Where a line contains the string "Cortex", copy that line.
## Begin
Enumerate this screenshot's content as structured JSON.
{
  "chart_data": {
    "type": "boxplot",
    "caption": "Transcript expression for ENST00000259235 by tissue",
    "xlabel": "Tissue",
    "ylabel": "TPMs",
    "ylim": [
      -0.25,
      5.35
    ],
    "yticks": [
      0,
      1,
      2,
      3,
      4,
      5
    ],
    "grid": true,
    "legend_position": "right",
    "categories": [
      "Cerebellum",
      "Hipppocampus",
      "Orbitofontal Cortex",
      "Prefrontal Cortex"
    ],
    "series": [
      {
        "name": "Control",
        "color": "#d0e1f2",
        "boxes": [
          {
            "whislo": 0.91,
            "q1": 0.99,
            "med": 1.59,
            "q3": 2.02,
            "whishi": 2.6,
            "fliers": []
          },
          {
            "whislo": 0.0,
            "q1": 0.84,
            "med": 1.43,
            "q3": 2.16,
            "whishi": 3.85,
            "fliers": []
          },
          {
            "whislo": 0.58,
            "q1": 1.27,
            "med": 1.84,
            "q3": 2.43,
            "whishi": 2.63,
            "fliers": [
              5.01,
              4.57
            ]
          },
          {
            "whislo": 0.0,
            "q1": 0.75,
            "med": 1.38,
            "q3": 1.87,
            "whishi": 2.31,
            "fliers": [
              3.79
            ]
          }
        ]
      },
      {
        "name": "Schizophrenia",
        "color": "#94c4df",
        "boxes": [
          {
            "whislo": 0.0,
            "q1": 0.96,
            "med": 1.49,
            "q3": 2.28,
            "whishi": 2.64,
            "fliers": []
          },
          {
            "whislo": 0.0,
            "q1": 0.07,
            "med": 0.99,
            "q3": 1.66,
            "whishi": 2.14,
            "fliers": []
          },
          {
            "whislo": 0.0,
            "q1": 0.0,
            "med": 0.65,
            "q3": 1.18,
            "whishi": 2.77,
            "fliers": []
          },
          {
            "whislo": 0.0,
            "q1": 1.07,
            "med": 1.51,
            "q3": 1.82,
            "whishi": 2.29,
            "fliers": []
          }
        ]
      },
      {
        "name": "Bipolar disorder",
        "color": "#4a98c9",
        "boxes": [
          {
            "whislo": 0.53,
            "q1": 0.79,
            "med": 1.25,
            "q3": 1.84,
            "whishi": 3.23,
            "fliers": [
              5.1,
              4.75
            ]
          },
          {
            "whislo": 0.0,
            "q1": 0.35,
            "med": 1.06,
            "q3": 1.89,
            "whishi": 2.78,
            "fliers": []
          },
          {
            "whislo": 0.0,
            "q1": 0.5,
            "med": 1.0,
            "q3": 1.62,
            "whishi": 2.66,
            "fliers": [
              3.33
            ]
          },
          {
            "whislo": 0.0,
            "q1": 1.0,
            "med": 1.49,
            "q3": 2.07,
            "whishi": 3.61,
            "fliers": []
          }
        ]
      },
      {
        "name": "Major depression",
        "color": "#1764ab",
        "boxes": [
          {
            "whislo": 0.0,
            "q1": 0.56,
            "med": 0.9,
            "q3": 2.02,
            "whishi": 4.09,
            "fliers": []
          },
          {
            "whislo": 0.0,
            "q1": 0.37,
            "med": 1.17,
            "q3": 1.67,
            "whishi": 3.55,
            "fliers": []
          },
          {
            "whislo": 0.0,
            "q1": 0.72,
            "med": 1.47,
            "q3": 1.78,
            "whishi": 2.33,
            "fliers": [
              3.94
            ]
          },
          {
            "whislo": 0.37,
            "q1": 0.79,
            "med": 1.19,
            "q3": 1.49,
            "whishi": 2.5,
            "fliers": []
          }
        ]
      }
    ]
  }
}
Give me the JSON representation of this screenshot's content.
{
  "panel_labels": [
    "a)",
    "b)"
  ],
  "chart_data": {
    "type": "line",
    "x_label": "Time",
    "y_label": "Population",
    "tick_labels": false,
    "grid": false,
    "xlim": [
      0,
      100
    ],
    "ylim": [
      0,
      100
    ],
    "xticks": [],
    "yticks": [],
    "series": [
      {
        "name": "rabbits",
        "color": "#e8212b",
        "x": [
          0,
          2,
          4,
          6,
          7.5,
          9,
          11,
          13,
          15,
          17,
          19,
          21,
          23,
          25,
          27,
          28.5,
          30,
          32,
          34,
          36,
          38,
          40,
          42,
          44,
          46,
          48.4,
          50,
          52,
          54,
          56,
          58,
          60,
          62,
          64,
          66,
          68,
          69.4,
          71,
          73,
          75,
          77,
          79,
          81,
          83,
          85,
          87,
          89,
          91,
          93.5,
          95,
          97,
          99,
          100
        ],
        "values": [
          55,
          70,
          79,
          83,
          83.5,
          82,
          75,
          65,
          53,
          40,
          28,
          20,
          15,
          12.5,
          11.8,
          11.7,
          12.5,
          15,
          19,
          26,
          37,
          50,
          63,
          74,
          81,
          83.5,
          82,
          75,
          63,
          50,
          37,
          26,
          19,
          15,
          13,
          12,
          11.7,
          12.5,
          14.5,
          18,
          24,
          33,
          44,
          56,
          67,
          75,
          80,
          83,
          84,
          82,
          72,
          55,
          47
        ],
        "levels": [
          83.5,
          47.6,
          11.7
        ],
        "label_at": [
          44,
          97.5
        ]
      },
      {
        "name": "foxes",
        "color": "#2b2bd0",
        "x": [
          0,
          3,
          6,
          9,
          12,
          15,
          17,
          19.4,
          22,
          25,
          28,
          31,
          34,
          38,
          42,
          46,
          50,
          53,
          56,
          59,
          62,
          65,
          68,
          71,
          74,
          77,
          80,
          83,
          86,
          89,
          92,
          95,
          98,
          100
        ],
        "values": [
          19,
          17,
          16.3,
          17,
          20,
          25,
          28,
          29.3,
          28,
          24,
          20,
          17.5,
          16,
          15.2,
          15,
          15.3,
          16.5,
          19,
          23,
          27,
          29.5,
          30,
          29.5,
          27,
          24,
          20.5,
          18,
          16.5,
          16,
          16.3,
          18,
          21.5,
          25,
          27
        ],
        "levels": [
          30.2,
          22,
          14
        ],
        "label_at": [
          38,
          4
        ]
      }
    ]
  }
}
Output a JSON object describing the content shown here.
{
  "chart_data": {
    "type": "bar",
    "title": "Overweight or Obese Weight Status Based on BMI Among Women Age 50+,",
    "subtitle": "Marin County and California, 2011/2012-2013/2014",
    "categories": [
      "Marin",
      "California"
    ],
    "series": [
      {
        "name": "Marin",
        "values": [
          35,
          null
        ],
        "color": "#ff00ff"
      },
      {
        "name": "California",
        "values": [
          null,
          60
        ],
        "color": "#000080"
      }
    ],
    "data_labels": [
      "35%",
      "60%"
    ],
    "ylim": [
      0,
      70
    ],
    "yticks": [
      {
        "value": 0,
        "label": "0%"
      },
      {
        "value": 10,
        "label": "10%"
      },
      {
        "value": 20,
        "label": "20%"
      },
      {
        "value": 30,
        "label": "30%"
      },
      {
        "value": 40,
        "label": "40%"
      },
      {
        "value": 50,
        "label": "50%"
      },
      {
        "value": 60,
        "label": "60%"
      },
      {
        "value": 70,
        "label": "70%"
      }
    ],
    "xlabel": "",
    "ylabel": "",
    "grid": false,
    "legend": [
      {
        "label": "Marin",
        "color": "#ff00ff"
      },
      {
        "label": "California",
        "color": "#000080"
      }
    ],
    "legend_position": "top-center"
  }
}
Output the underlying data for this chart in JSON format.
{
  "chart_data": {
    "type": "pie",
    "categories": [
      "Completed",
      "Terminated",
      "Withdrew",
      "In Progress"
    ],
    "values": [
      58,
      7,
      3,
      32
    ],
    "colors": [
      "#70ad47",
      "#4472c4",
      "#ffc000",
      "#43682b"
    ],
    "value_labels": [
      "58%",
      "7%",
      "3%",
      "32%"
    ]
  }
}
## End
◆ **Solution for this problem**:
      "Orbitofontal Cortex",
      "Prefrontal Cortex"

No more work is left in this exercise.